Write out the entire listing below exactly, with the pictures left out.

(Recorded data)
==============================

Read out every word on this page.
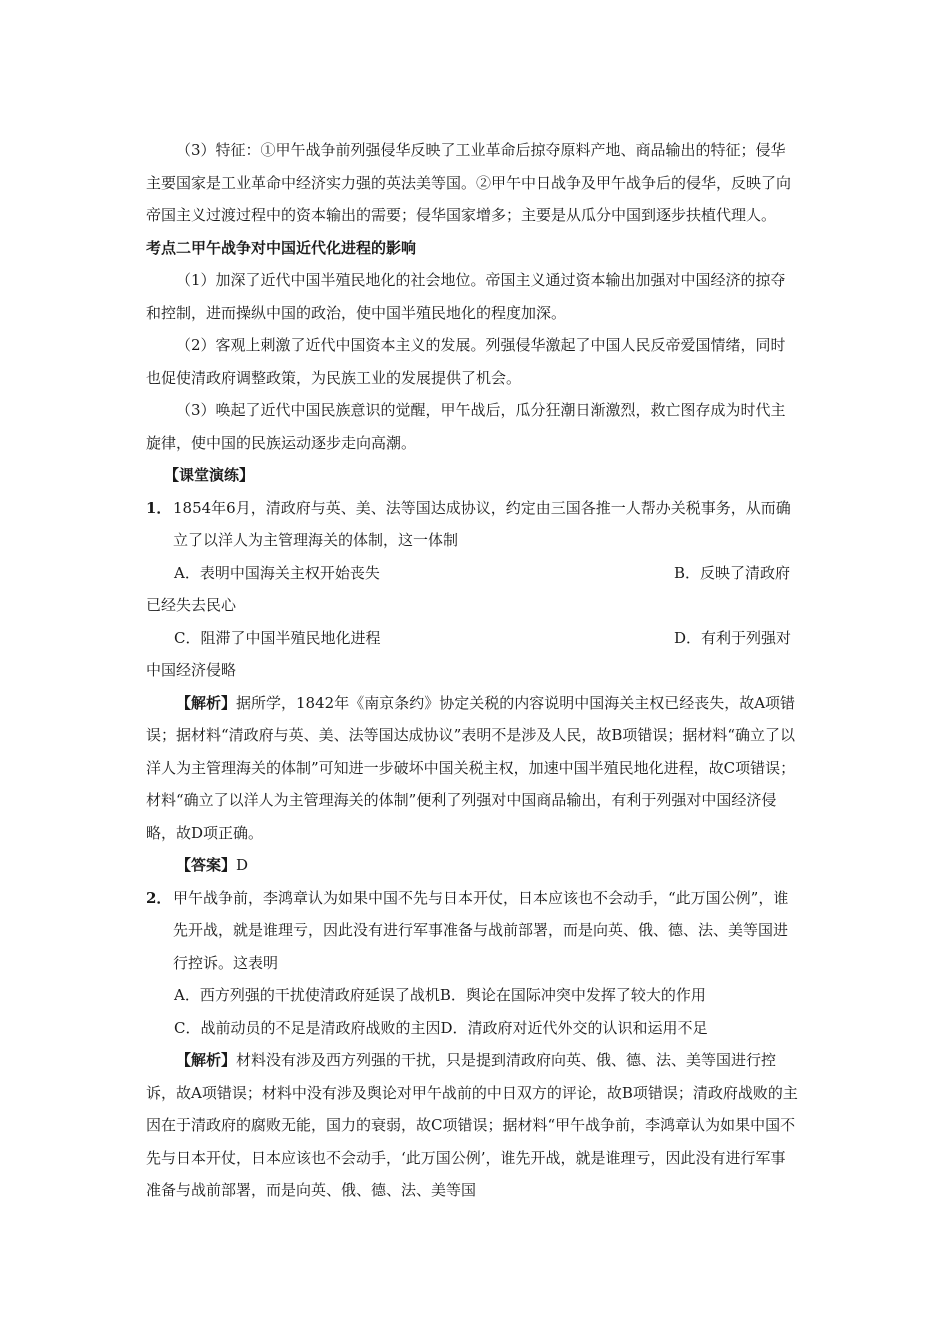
（3）特征：①甲午战争前列强侵华反映了工业革命后掠夺原料产地、商品输出的特征；侵华主要国家是工业革命中经济实力强的英法美等国。②甲午中日战争及甲午战争后的侵华，反映了向帝国主义过渡过程中的资本输出的需要；侵华国家增多；主要是从瓜分中国到逐步扶植代理人。

考点二甲午战争对中国近代化进程的影响

（1）加深了近代中国半殖民地化的社会地位。帝国主义通过资本输出加强对中国经济的掠夺和控制，进而操纵中国的政治，使中国半殖民地化的程度加深。

（2）客观上刺激了近代中国资本主义的发展。列强侵华激起了中国人民反帝爱国情绪，同时也促使清政府调整政策，为民族工业的发展提供了机会。

（3）唤起了近代中国民族意识的觉醒，甲午战后，瓜分狂潮日渐激烈，救亡图存成为时代主旋律，使中国的民族运动逐步走向高潮。

【课堂演练】

1． 1854年6月，清政府与英、美、法等国达成协议，约定由三国各推一人帮办关税事务，从而确立了以洋人为主管理海关的体制，这一体制

A．表明中国海关主权开始丧失	B．反映了清政府

已经失去民心

C．阻滞了中国半殖民地化进程	D．有利于列强对

中国经济侵略

【解析】据所学，1842年《南京条约》协定关税的内容说明中国海关主权已经丧失，故A项错误；据材料“清政府与英、美、法等国达成协议”表明不是涉及人民，故B项错误；据材料“确立了以洋人为主管理海关的体制”可知进一步破坏中国关税主权，加速中国半殖民地化进程，故C项错误；材料“确立了以洋人为主管理海关的体制”便利了列强对中国商品输出，有利于列强对中国经济侵略，故D项正确。

【答案】D

2． 甲午战争前，李鸿章认为如果中国不先与日本开仗，日本应该也不会动手，“此万国公例”，谁先开战，就是谁理亏，因此没有进行军事准备与战前部署，而是向英、俄、德、法、美等国进行控诉。这表明

A．西方列强的干扰使清政府延误了战机B．舆论在国际冲突中发挥了较大的作用

C．战前动员的不足是清政府战败的主因D．清政府对近代外交的认识和运用不足

【解析】材料没有涉及西方列强的干扰，只是提到清政府向英、俄、德、法、美等国进行控诉，故A项错误；材料中没有涉及舆论对甲午战前的中日双方的评论，故B项错误；清政府战败的主因在于清政府的腐败无能，国力的衰弱，故C项错误；据材料“甲午战争前，李鸿章认为如果中国不先与日本开仗，日本应该也不会动手，‘此万国公例’，谁先开战，就是谁理亏，因此没有进行军事准备与战前部署，而是向英、俄、德、法、美等国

==============================

▸ Answer to the task
Read out every word on this page.
（3）特征：①甲午战争前列强侵华反映了工业革命后掠夺原料产地、商品输出的特征；侵华主要国家是工业革命中经济实力强的英法美等国。②甲午中日战争及甲午战争后的侵华，反映了向帝国主义过渡过程中的资本输出的需要；侵华国家增多；主要是从瓜分中国到逐步扶植代理人。

考点二甲午战争对中国近代化进程的影响

（1）加深了近代中国半殖民地化的社会地位。帝国主义通过资本输出加强对中国经济的掠夺和控制，进而操纵中国的政治，使中国半殖民地化的程度加深。

（2）客观上刺激了近代中国资本主义的发展。列强侵华激起了中国人民反帝爱国情绪，同时也促使清政府调整政策，为民族工业的发展提供了机会。

（3）唤起了近代中国民族意识的觉醒，甲午战后，瓜分狂潮日渐激烈，救亡图存成为时代主旋律，使中国的民族运动逐步走向高潮。

【课堂演练】

1． 1854年6月，清政府与英、美、法等国达成协议，约定由三国各推一人帮办关税事务，从而确立了以洋人为主管理海关的体制，这一体制

A．表明中国海关主权开始丧失	B．反映了清政府

已经失去民心

C．阻滞了中国半殖民地化进程	D．有利于列强对

中国经济侵略

【解析】据所学，1842年《南京条约》协定关税的内容说明中国海关主权已经丧失，故A项错误；据材料“清政府与英、美、法等国达成协议”表明不是涉及人民，故B项错误；据材料“确立了以洋人为主管理海关的体制”可知进一步破坏中国关税主权，加速中国半殖民地化进程，故C项错误；材料“确立了以洋人为主管理海关的体制”便利了列强对中国商品输出，有利于列强对中国经济侵略，故D项正确。

【答案】D

2． 甲午战争前，李鸿章认为如果中国不先与日本开仗，日本应该也不会动手，“此万国公例”，谁先开战，就是谁理亏，因此没有进行军事准备与战前部署，而是向英、俄、德、法、美等国进行控诉。这表明

A．西方列强的干扰使清政府延误了战机B．舆论在国际冲突中发挥了较大的作用

C．战前动员的不足是清政府战败的主因D．清政府对近代外交的认识和运用不足

【解析】材料没有涉及西方列强的干扰，只是提到清政府向英、俄、德、法、美等国进行控诉，故A项错误；材料中没有涉及舆论对甲午战前的中日双方的评论，故B项错误；清政府战败的主因在于清政府的腐败无能，国力的衰弱，故C项错误；据材料“甲午战争前，李鸿章认为如果中国不先与日本开仗，日本应该也不会动手，‘此万国公例’，谁先开战，就是谁理亏，因此没有进行军事准备与战前部署，而是向英、俄、德、法、美等国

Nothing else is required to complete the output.